:: Your objective ::
All of the lines below are to be printed again exactly; images are excluded from the output.

Records contained in a dataset:

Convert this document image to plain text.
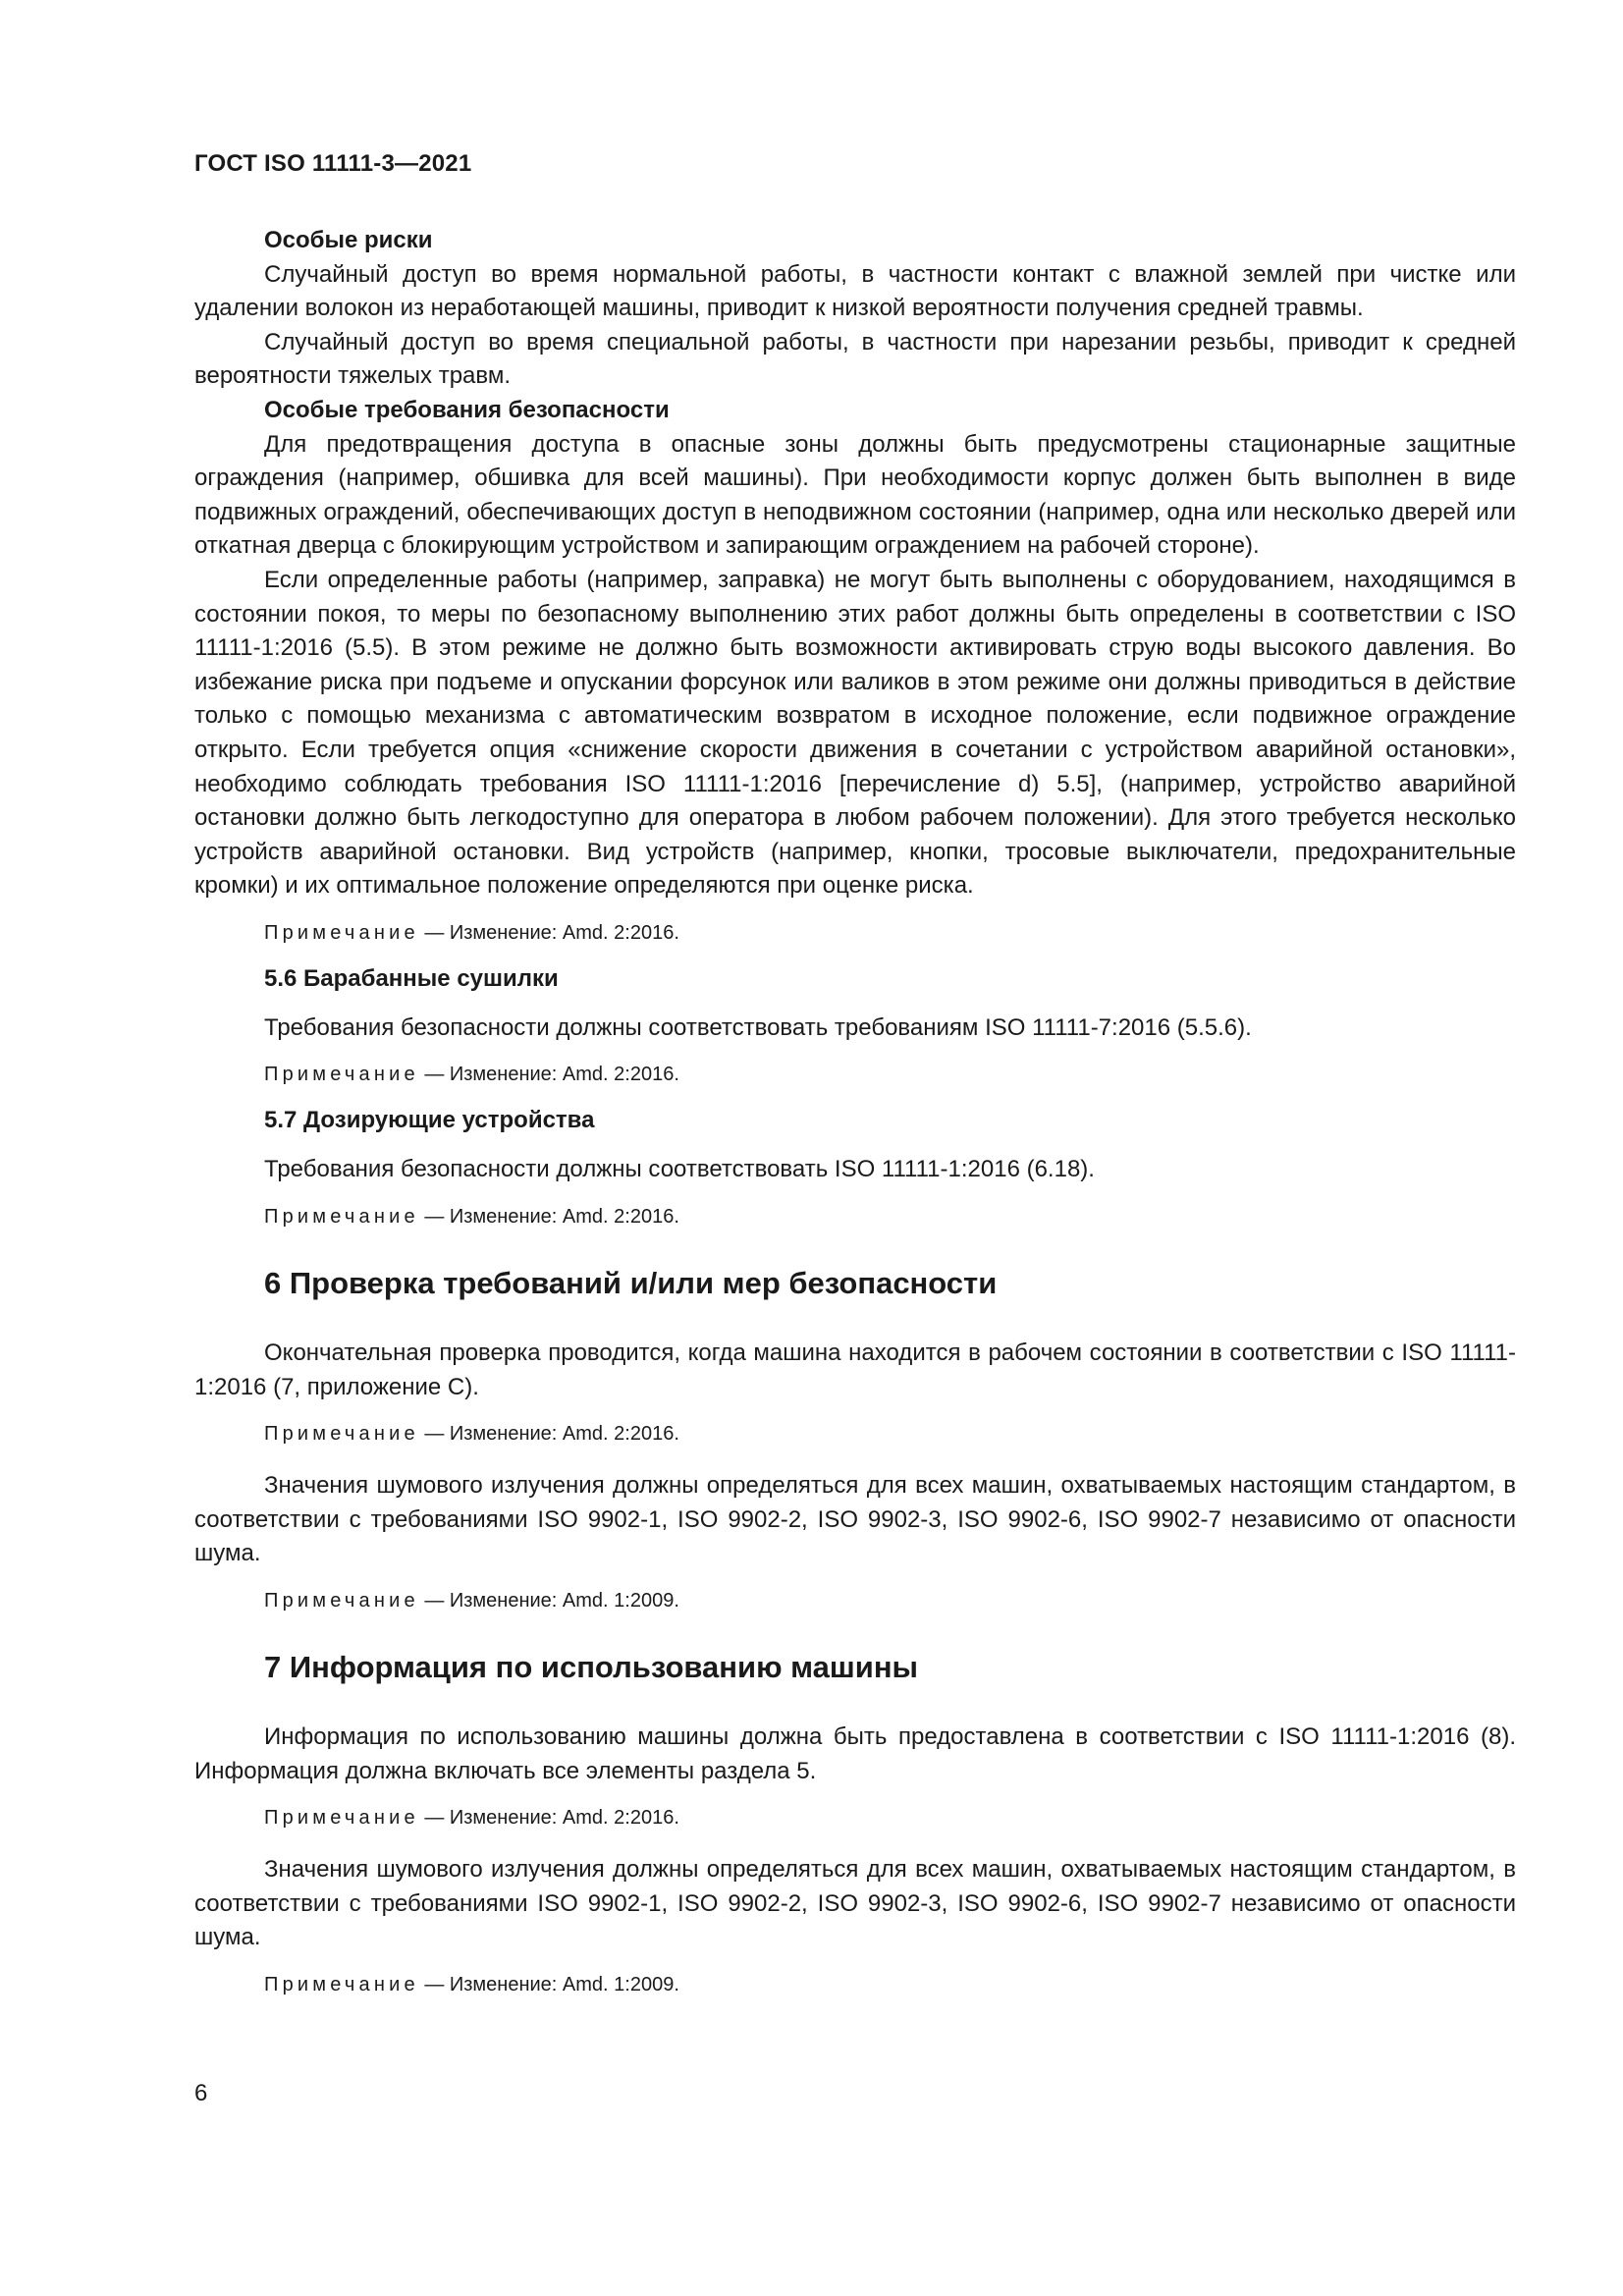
ГОСТ ISO 11111-3—2021
Особые риски

Случайный доступ во время нормальной работы, в частности контакт с влажной землей при чистке или удалении волокон из неработающей машины, приводит к низкой вероятности получения средней травмы.

Случайный доступ во время специальной работы, в частности при нарезании резьбы, приводит к средней вероятности тяжелых травм.

Особые требования безопасности

Для предотвращения доступа в опасные зоны должны быть предусмотрены стационарные защитные ограждения (например, обшивка для всей машины). При необходимости корпус должен быть выполнен в виде подвижных ограждений, обеспечивающих доступ в неподвижном состоянии (например, одна или несколько дверей или откатная дверца с блокирующим устройством и запирающим ограждением на рабочей стороне).

Если определенные работы (например, заправка) не могут быть выполнены с оборудованием, находящимся в состоянии покоя, то меры по безопасному выполнению этих работ должны быть определены в соответствии с ISO 11111-1:2016 (5.5). В этом режиме не должно быть возможности активировать струю воды высокого давления. Во избежание риска при подъеме и опускании форсунок или валиков в этом режиме они должны приводиться в действие только с помощью механизма с автоматическим возвратом в исходное положение, если подвижное ограждение открыто. Если требуется опция «снижение скорости движения в сочетании с устройством аварийной остановки», необходимо соблюдать требования ISO 11111-1:2016 [перечисление d) 5.5], (например, устройство аварийной остановки должно быть легкодоступно для оператора в любом рабочем положении). Для этого требуется несколько устройств аварийной остановки. Вид устройств (например, кнопки, тросовые выключатели, предохранительные кромки) и их оптимальное положение определяются при оценке риска.

Примечание — Изменение: Amd. 2:2016.
5.6 Барабанные сушилки

Требования безопасности должны соответствовать требованиям ISO 11111-7:2016 (5.5.6).

Примечание — Изменение: Amd. 2:2016.
5.7 Дозирующие устройства

Требования безопасности должны соответствовать ISO 11111-1:2016 (6.18).

Примечание — Изменение: Amd. 2:2016.
6 Проверка требований и/или мер безопасности

Окончательная проверка проводится, когда машина находится в рабочем состоянии в соответствии с ISO 11111-1:2016 (7, приложение С).

Примечание — Изменение: Amd. 2:2016.

Значения шумового излучения должны определяться для всех машин, охватываемых настоящим стандартом, в соответствии с требованиями ISO 9902-1, ISO 9902-2, ISO 9902-3, ISO 9902-6, ISO 9902-7 независимо от опасности шума.

Примечание — Изменение: Amd. 1:2009.
7 Информация по использованию машины

Информация по использованию машины должна быть предоставлена в соответствии с ISO 11111-1:2016 (8). Информация должна включать все элементы раздела 5.

Примечание — Изменение: Amd. 2:2016.

Значения шумового излучения должны определяться для всех машин, охватываемых настоящим стандартом, в соответствии с требованиями ISO 9902-1, ISO 9902-2, ISO 9902-3, ISO 9902-6, ISO 9902-7 независимо от опасности шума.

Примечание — Изменение: Amd. 1:2009.
6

:: Correct result ::
Convert this document image to plain text.
ГОСТ ISO 11111-3—2021
Особые риски

Случайный доступ во время нормальной работы, в частности контакт с влажной землей при чистке или удалении волокон из неработающей машины, приводит к низкой вероятности получения средней травмы.

Случайный доступ во время специальной работы, в частности при нарезании резьбы, приводит к средней вероятности тяжелых травм.

Особые требования безопасности

Для предотвращения доступа в опасные зоны должны быть предусмотрены стационарные защитные ограждения (например, обшивка для всей машины). При необходимости корпус должен быть выполнен в виде подвижных ограждений, обеспечивающих доступ в неподвижном состоянии (например, одна или несколько дверей или откатная дверца с блокирующим устройством и запирающим ограждением на рабочей стороне).

Если определенные работы (например, заправка) не могут быть выполнены с оборудованием, находящимся в состоянии покоя, то меры по безопасному выполнению этих работ должны быть определены в соответствии с ISO 11111-1:2016 (5.5). В этом режиме не должно быть возможности активировать струю воды высокого давления. Во избежание риска при подъеме и опускании форсунок или валиков в этом режиме они должны приводиться в действие только с помощью механизма с автоматическим возвратом в исходное положение, если подвижное ограждение открыто. Если требуется опция «снижение скорости движения в сочетании с устройством аварийной остановки», необходимо соблюдать требования ISO 11111-1:2016 [перечисление d) 5.5], (например, устройство аварийной остановки должно быть легкодоступно для оператора в любом рабочем положении). Для этого требуется несколько устройств аварийной остановки. Вид устройств (например, кнопки, тросовые выключатели, предохранительные кромки) и их оптимальное положение определяются при оценке риска.

Примечание — Изменение: Amd. 2:2016.
5.6 Барабанные сушилки

Требования безопасности должны соответствовать требованиям ISO 11111-7:2016 (5.5.6).

Примечание — Изменение: Amd. 2:2016.
5.7 Дозирующие устройства

Требования безопасности должны соответствовать ISO 11111-1:2016 (6.18).

Примечание — Изменение: Amd. 2:2016.
6 Проверка требований и/или мер безопасности

Окончательная проверка проводится, когда машина находится в рабочем состоянии в соответствии с ISO 11111-1:2016 (7, приложение С).

Примечание — Изменение: Amd. 2:2016.

Значения шумового излучения должны определяться для всех машин, охватываемых настоящим стандартом, в соответствии с требованиями ISO 9902-1, ISO 9902-2, ISO 9902-3, ISO 9902-6, ISO 9902-7 независимо от опасности шума.

Примечание — Изменение: Amd. 1:2009.
7 Информация по использованию машины

Информация по использованию машины должна быть предоставлена в соответствии с ISO 11111-1:2016 (8). Информация должна включать все элементы раздела 5.

Примечание — Изменение: Amd. 2:2016.

Значения шумового излучения должны определяться для всех машин, охватываемых настоящим стандартом, в соответствии с требованиями ISO 9902-1, ISO 9902-2, ISO 9902-3, ISO 9902-6, ISO 9902-7 независимо от опасности шума.

Примечание — Изменение: Amd. 1:2009.
6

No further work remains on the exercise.